What is being asked: Copy out the records precisely, omitting pictures.

[Begin Task material]

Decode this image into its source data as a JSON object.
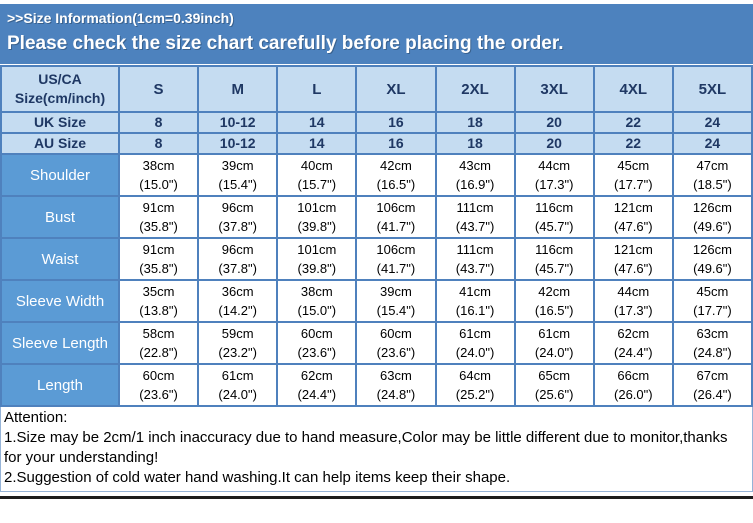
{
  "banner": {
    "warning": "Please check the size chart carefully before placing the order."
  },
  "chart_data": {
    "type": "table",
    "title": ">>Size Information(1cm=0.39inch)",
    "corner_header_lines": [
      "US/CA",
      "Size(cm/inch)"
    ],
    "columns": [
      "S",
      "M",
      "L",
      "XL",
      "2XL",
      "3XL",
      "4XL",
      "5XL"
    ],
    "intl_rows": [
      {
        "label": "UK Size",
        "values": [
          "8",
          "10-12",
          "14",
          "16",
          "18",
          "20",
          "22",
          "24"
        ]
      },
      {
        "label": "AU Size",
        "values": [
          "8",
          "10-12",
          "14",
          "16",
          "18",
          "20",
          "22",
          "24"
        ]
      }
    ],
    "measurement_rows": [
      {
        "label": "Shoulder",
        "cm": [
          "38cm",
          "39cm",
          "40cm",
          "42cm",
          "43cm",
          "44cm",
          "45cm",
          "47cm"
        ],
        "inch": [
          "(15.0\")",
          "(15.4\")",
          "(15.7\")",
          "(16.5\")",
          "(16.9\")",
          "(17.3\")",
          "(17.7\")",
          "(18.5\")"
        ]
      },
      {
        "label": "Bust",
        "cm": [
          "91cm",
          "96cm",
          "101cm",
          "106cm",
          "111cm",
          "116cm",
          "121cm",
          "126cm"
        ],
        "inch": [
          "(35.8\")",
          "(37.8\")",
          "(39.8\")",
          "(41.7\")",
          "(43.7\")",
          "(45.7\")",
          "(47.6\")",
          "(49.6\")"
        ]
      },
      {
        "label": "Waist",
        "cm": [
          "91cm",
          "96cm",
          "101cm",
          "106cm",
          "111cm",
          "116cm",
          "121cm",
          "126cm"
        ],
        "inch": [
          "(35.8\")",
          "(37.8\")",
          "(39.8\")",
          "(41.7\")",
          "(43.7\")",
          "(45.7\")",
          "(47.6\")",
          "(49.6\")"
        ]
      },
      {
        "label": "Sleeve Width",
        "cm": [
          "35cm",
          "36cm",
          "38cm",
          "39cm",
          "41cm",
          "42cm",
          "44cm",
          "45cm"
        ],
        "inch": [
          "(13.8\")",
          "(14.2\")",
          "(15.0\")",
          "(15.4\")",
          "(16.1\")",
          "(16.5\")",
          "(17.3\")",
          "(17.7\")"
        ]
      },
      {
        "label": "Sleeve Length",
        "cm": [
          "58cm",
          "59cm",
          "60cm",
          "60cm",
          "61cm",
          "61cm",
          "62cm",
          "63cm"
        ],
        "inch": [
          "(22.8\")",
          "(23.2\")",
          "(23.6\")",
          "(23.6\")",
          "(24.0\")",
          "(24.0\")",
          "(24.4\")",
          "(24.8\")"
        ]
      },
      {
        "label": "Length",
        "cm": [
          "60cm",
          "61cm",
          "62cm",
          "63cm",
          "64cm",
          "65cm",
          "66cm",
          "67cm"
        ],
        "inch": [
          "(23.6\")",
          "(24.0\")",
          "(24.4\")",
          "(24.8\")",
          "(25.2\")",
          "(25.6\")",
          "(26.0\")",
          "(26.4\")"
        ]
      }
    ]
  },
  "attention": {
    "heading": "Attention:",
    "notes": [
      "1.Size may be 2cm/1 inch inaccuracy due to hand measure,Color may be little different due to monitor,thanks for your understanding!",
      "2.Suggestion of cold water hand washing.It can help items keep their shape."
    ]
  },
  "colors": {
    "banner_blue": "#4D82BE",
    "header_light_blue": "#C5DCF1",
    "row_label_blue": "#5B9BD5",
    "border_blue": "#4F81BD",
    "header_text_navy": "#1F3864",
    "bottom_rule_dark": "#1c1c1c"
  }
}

[End Task material]

Task output:
Decode this image into its source data as a JSON object.
{
  "banner": {
    "warning": "Please check the size chart carefully before placing the order."
  },
  "chart_data": {
    "type": "table",
    "title": ">>Size Information(1cm=0.39inch)",
    "corner_header_lines": [
      "US/CA",
      "Size(cm/inch)"
    ],
    "columns": [
      "S",
      "M",
      "L",
      "XL",
      "2XL",
      "3XL",
      "4XL",
      "5XL"
    ],
    "intl_rows": [
      {
        "label": "UK Size",
        "values": [
          "8",
          "10-12",
          "14",
          "16",
          "18",
          "20",
          "22",
          "24"
        ]
      },
      {
        "label": "AU Size",
        "values": [
          "8",
          "10-12",
          "14",
          "16",
          "18",
          "20",
          "22",
          "24"
        ]
      }
    ],
    "measurement_rows": [
      {
        "label": "Shoulder",
        "cm": [
          "38cm",
          "39cm",
          "40cm",
          "42cm",
          "43cm",
          "44cm",
          "45cm",
          "47cm"
        ],
        "inch": [
          "(15.0\")",
          "(15.4\")",
          "(15.7\")",
          "(16.5\")",
          "(16.9\")",
          "(17.3\")",
          "(17.7\")",
          "(18.5\")"
        ]
      },
      {
        "label": "Bust",
        "cm": [
          "91cm",
          "96cm",
          "101cm",
          "106cm",
          "111cm",
          "116cm",
          "121cm",
          "126cm"
        ],
        "inch": [
          "(35.8\")",
          "(37.8\")",
          "(39.8\")",
          "(41.7\")",
          "(43.7\")",
          "(45.7\")",
          "(47.6\")",
          "(49.6\")"
        ]
      },
      {
        "label": "Waist",
        "cm": [
          "91cm",
          "96cm",
          "101cm",
          "106cm",
          "111cm",
          "116cm",
          "121cm",
          "126cm"
        ],
        "inch": [
          "(35.8\")",
          "(37.8\")",
          "(39.8\")",
          "(41.7\")",
          "(43.7\")",
          "(45.7\")",
          "(47.6\")",
          "(49.6\")"
        ]
      },
      {
        "label": "Sleeve Width",
        "cm": [
          "35cm",
          "36cm",
          "38cm",
          "39cm",
          "41cm",
          "42cm",
          "44cm",
          "45cm"
        ],
        "inch": [
          "(13.8\")",
          "(14.2\")",
          "(15.0\")",
          "(15.4\")",
          "(16.1\")",
          "(16.5\")",
          "(17.3\")",
          "(17.7\")"
        ]
      },
      {
        "label": "Sleeve Length",
        "cm": [
          "58cm",
          "59cm",
          "60cm",
          "60cm",
          "61cm",
          "61cm",
          "62cm",
          "63cm"
        ],
        "inch": [
          "(22.8\")",
          "(23.2\")",
          "(23.6\")",
          "(23.6\")",
          "(24.0\")",
          "(24.0\")",
          "(24.4\")",
          "(24.8\")"
        ]
      },
      {
        "label": "Length",
        "cm": [
          "60cm",
          "61cm",
          "62cm",
          "63cm",
          "64cm",
          "65cm",
          "66cm",
          "67cm"
        ],
        "inch": [
          "(23.6\")",
          "(24.0\")",
          "(24.4\")",
          "(24.8\")",
          "(25.2\")",
          "(25.6\")",
          "(26.0\")",
          "(26.4\")"
        ]
      }
    ]
  },
  "attention": {
    "heading": "Attention:",
    "notes": [
      "1.Size may be 2cm/1 inch inaccuracy due to hand measure,Color may be little different due to monitor,thanks for your understanding!",
      "2.Suggestion of cold water hand washing.It can help items keep their shape."
    ]
  },
  "colors": {
    "banner_blue": "#4D82BE",
    "header_light_blue": "#C5DCF1",
    "row_label_blue": "#5B9BD5",
    "border_blue": "#4F81BD",
    "header_text_navy": "#1F3864",
    "bottom_rule_dark": "#1c1c1c"
  }
}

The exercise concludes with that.